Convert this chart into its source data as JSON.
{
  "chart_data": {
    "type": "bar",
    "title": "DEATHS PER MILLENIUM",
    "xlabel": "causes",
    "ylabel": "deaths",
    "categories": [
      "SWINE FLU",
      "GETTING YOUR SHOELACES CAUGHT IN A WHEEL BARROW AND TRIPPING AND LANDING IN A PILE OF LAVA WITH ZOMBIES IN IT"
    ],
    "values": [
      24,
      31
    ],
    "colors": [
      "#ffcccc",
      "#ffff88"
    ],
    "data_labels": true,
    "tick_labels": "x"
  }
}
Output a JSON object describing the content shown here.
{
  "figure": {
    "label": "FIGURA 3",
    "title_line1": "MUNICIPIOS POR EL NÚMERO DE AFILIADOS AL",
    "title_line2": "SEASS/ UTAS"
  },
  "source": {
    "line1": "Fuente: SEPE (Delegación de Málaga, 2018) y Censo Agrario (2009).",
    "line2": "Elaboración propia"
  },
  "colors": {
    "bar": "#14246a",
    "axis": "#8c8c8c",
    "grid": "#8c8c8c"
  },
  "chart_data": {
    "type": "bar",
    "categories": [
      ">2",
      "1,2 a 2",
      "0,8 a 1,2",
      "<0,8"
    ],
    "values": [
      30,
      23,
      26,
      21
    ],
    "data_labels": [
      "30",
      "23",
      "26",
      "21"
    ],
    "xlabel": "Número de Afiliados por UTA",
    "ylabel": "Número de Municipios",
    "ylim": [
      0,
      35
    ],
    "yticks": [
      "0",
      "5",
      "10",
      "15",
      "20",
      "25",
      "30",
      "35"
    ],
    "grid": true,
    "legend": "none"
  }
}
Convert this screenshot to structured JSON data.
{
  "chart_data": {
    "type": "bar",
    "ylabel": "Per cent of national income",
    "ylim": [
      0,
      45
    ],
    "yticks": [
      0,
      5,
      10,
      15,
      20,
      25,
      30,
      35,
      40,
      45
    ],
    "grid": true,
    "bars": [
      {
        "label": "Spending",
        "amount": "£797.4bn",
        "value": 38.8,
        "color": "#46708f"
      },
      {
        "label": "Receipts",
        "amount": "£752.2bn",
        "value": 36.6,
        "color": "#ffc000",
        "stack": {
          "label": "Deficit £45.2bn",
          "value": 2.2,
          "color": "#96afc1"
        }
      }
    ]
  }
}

- Set problem -
Where a line contains "Convert", copy that line.

- Exercise result -
Convert this chart into its source data as JSON.
Convert this screenshot to structured JSON data.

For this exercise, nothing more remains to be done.